# Task brief
Go through the material below and report how many lines contain "AGILE". Give only the number.

— BEGIN Information supplied —

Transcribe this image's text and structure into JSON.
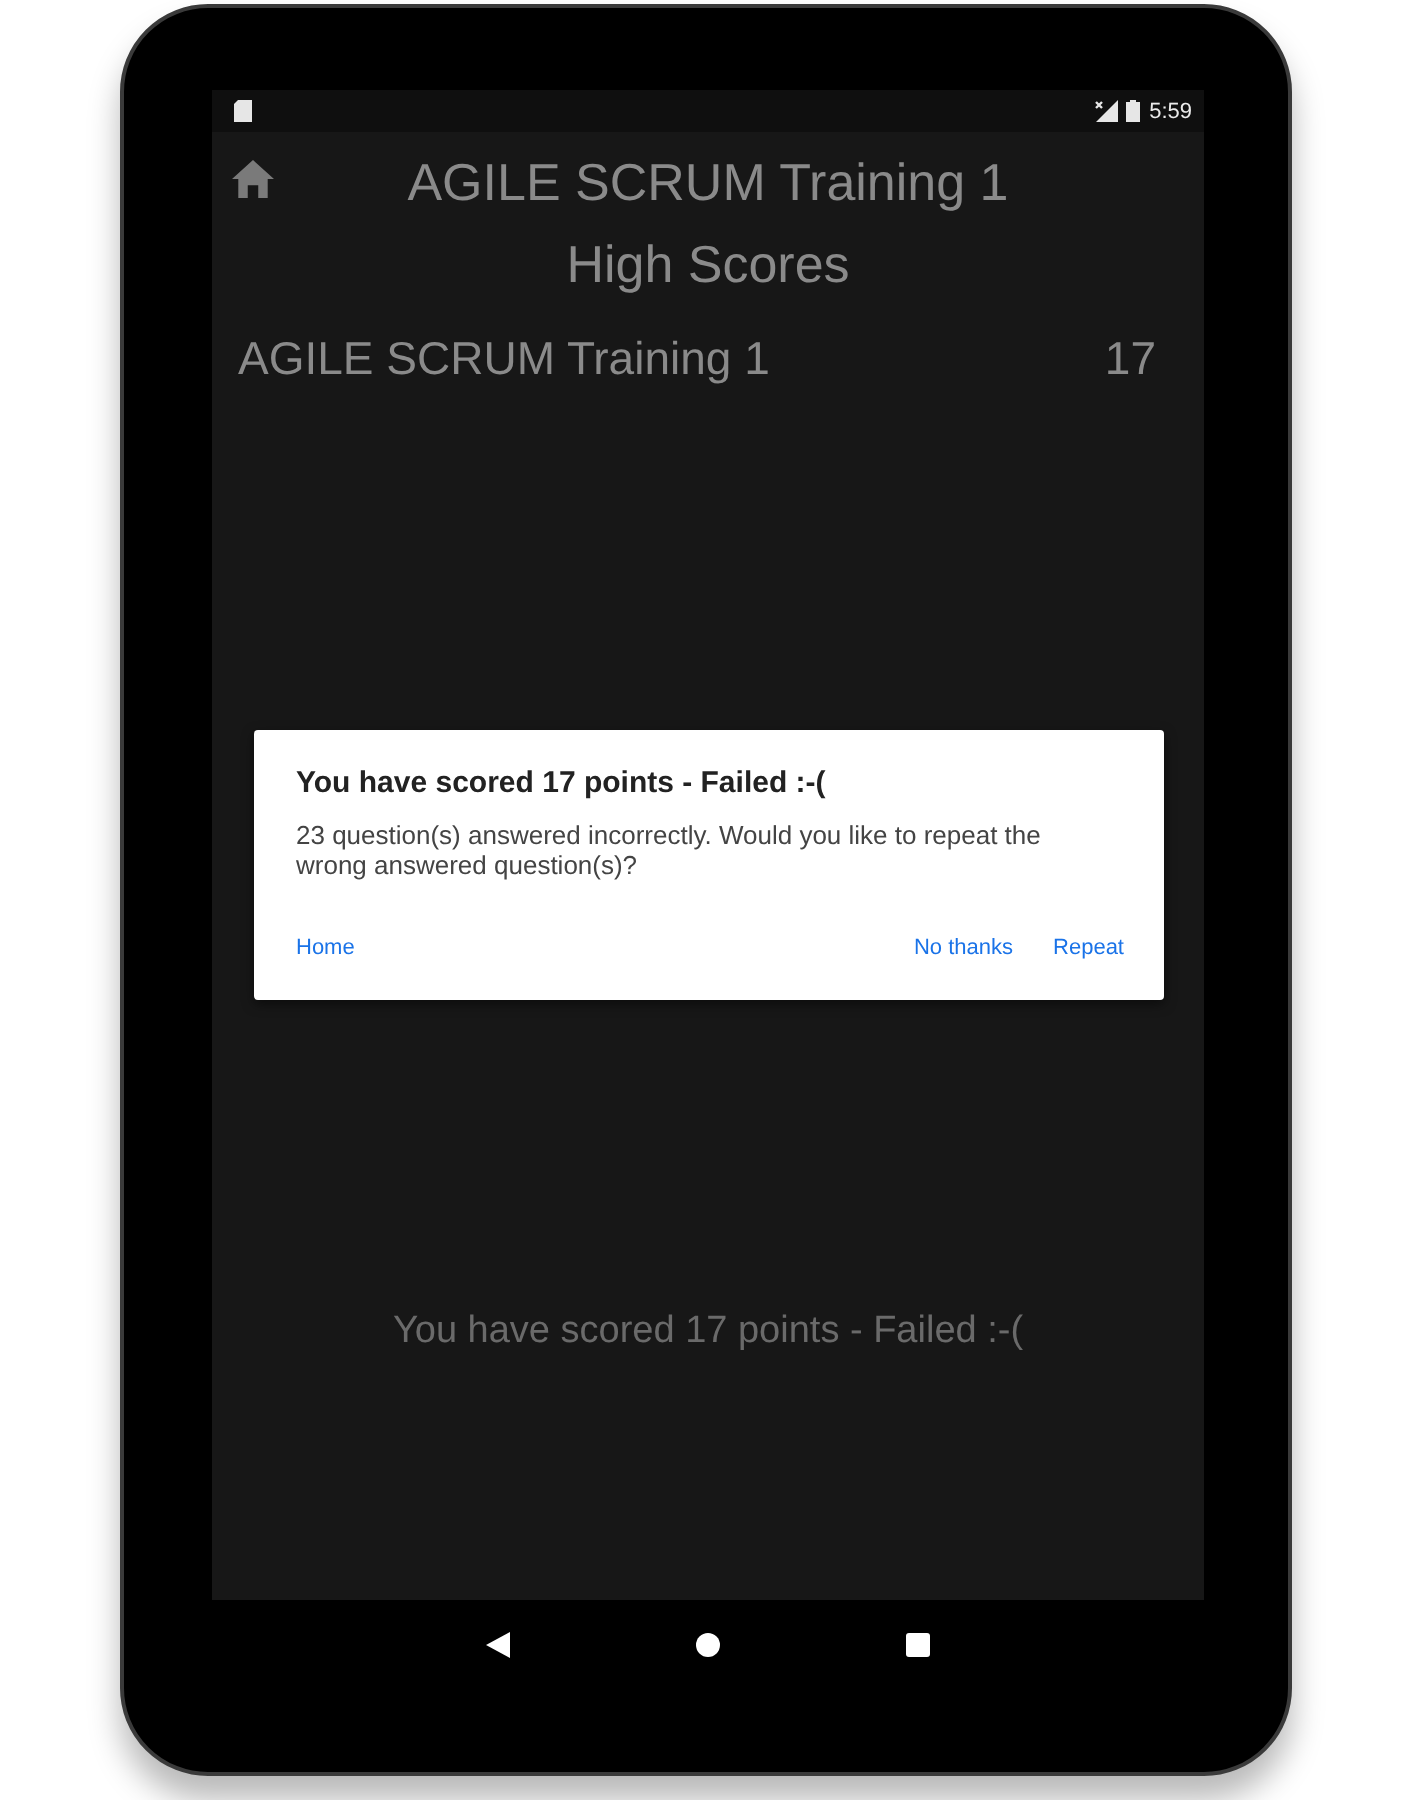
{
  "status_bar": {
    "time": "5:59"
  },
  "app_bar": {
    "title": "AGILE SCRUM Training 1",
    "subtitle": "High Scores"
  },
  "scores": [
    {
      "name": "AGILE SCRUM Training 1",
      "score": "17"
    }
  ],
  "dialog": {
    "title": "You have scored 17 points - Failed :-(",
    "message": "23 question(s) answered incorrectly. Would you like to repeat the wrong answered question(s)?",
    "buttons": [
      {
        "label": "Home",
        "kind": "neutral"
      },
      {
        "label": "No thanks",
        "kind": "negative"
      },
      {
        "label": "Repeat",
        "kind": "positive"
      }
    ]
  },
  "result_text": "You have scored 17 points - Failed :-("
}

— END Information supplied —

# The solution
2